Source data –
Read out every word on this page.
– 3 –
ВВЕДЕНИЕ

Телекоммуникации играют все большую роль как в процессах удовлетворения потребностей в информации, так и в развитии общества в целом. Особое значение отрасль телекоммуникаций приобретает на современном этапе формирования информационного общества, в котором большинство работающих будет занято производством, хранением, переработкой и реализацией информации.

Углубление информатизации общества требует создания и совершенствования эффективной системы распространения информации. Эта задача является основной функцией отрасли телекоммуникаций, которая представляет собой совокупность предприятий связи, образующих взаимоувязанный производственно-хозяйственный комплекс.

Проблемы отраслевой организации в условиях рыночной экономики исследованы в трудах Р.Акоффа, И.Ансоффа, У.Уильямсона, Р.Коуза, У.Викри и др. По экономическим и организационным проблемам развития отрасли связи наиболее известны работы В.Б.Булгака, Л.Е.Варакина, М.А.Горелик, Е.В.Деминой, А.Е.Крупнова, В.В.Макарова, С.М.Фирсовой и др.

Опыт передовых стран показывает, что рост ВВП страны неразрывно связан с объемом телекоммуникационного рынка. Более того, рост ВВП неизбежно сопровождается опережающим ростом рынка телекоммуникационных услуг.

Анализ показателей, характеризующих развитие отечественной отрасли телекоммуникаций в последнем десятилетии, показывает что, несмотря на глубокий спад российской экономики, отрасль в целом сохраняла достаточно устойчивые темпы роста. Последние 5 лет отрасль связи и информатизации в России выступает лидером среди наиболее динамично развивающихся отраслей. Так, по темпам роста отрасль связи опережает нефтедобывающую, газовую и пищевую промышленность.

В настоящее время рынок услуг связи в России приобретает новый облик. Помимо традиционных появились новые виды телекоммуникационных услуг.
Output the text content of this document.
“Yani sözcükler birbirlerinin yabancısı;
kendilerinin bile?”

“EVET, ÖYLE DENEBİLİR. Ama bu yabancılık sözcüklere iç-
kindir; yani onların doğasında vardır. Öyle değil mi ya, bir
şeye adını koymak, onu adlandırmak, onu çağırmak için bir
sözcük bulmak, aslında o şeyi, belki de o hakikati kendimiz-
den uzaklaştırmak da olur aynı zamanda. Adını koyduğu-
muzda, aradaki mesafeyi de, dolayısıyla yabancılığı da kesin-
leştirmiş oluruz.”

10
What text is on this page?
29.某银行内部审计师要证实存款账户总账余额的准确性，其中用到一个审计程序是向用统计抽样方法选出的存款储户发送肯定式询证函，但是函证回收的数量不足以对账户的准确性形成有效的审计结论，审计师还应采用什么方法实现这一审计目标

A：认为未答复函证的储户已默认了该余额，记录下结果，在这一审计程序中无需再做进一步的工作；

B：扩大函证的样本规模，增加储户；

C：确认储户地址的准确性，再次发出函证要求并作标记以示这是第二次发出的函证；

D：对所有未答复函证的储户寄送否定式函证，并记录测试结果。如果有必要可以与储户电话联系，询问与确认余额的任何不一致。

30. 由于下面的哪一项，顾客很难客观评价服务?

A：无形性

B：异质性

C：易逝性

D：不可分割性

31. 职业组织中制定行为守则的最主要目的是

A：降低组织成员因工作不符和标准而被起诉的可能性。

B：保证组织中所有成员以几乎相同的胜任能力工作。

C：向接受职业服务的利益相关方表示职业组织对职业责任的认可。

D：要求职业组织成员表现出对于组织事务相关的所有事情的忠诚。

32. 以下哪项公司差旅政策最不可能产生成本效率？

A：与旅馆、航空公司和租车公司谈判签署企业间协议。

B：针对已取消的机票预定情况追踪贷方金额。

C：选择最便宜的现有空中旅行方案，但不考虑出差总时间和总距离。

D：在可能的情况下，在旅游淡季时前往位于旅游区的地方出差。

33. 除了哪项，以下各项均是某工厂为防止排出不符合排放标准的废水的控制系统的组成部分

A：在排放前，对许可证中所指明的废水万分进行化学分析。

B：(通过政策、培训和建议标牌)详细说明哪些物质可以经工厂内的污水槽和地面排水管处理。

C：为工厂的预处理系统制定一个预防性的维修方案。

Short task –
Begin with the line that contains "What text is on this page?" and quote each line after it exactly, stopping after the last line of the data.

The result –
What text is on this page?
29.某银行内部审计师要证实存款账户总账余额的准确性，其中用到一个审计程序是向用统计抽样方法选出的存款储户发送肯定式询证函，但是函证回收的数量不足以对账户的准确性形成有效的审计结论，审计师还应采用什么方法实现这一审计目标

A：认为未答复函证的储户已默认了该余额，记录下结果，在这一审计程序中无需再做进一步的工作；

B：扩大函证的样本规模，增加储户；

C：确认储户地址的准确性，再次发出函证要求并作标记以示这是第二次发出的函证；

D：对所有未答复函证的储户寄送否定式函证，并记录测试结果。如果有必要可以与储户电话联系，询问与确认余额的任何不一致。

30. 由于下面的哪一项，顾客很难客观评价服务?

A：无形性

B：异质性

C：易逝性

D：不可分割性

31. 职业组织中制定行为守则的最主要目的是

A：降低组织成员因工作不符和标准而被起诉的可能性。

B：保证组织中所有成员以几乎相同的胜任能力工作。

C：向接受职业服务的利益相关方表示职业组织对职业责任的认可。

D：要求职业组织成员表现出对于组织事务相关的所有事情的忠诚。

32. 以下哪项公司差旅政策最不可能产生成本效率？

A：与旅馆、航空公司和租车公司谈判签署企业间协议。

B：针对已取消的机票预定情况追踪贷方金额。

C：选择最便宜的现有空中旅行方案，但不考虑出差总时间和总距离。

D：在可能的情况下，在旅游淡季时前往位于旅游区的地方出差。

33. 除了哪项，以下各项均是某工厂为防止排出不符合排放标准的废水的控制系统的组成部分

A：在排放前，对许可证中所指明的废水万分进行化学分析。

B：(通过政策、培训和建议标牌)详细说明哪些物质可以经工厂内的污水槽和地面排水管处理。

C：为工厂的预处理系统制定一个预防性的维修方案。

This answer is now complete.